Every line of the material that mentions the word "villkor" should be copied out.

[[ DATA EXCERPTS, beginning ]]

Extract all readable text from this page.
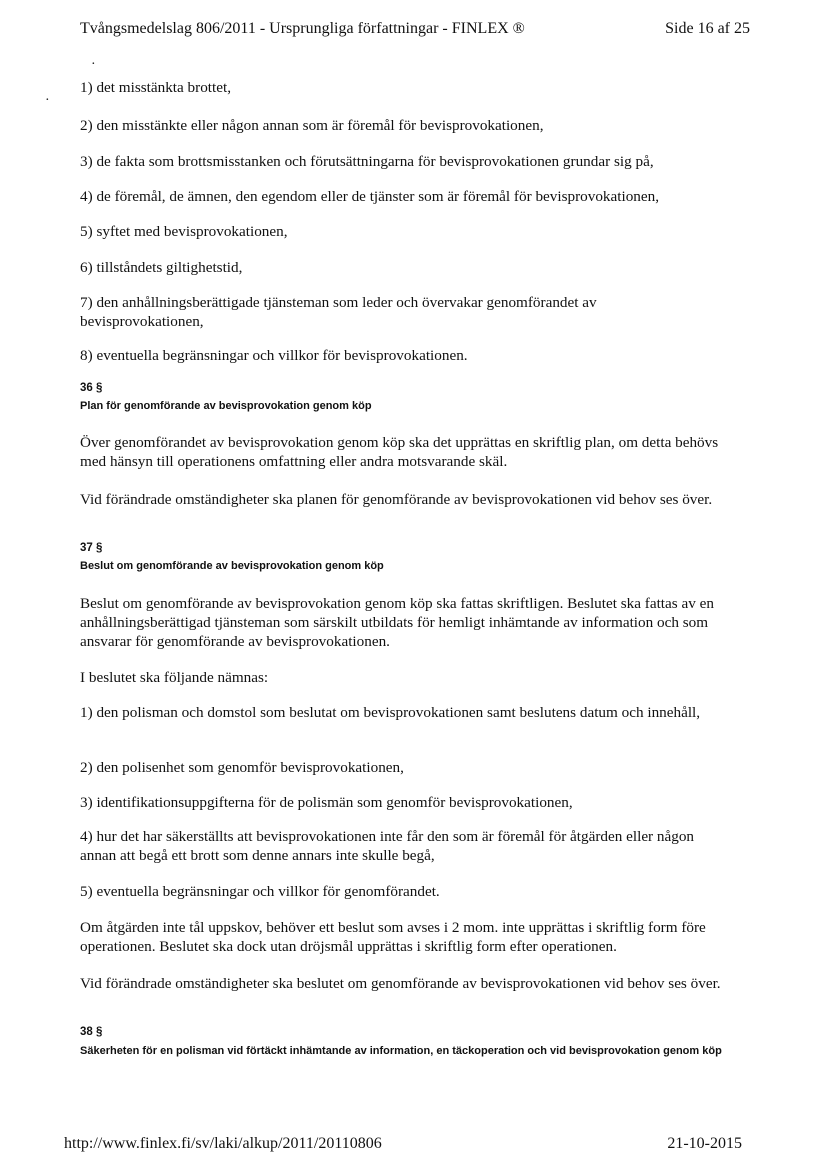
Tvångsmedelslag 806/2011 - Ursprungliga författningar - FINLEX ®	Side 16 af 25
·
·

1) det misstänkta brottet,

2) den misstänkte eller någon annan som är föremål för bevisprovokationen,

3) de fakta som brottsmisstanken och förutsättningarna för bevisprovokationen grundar sig på,

4) de föremål, de ämnen, den egendom eller de tjänster som är föremål för bevisprovokationen,

5) syftet med bevisprovokationen,

6) tillståndets giltighetstid,

7) den anhållningsberättigade tjänsteman som leder och övervakar genomförandet av bevisprovokationen,

8) eventuella begränsningar och villkor för bevisprovokationen.

36 §

Plan för genomförande av bevisprovokation genom köp

Över genomförandet av bevisprovokation genom köp ska det upprättas en skriftlig plan, om detta behövs med hänsyn till operationens omfattning eller andra motsvarande skäl.

Vid förändrade omständigheter ska planen för genomförande av bevisprovokationen vid behov ses över.

37 §

Beslut om genomförande av bevisprovokation genom köp

Beslut om genomförande av bevisprovokation genom köp ska fattas skriftligen. Beslutet ska fattas av en anhållningsberättigad tjänsteman som särskilt utbildats för hemligt inhämtande av information och som ansvarar för genomförande av bevisprovokationen.

I beslutet ska följande nämnas:

1) den polisman och domstol som beslutat om bevisprovokationen samt beslutens datum och innehåll,

2) den polisenhet som genomför bevisprovokationen,

3) identifikationsuppgifterna för de polismän som genomför bevisprovokationen,

4) hur det har säkerställts att bevisprovokationen inte får den som är föremål för åtgärden eller någon annan att begå ett brott som denne annars inte skulle begå,

5) eventuella begränsningar och villkor för genomförandet.

Om åtgärden inte tål uppskov, behöver ett beslut som avses i 2 mom. inte upprättas i skriftlig form före operationen. Beslutet ska dock utan dröjsmål upprättas i skriftlig form efter operationen.

Vid förändrade omständigheter ska beslutet om genomförande av bevisprovokationen vid behov ses över.

38 §

Säkerheten för en polisman vid förtäckt inhämtande av information, en täckoperation och vid bevisprovokation genom köp

http://www.finlex.fi/sv/laki/alkup/2011/20110806	21-10-2015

[[ DATA EXCERPTS, end ]]

▶ **THE COMPLETED TASK**:
8) eventuella begränsningar och villkor för bevisprovokationen.
5) eventuella begränsningar och villkor för genomförandet.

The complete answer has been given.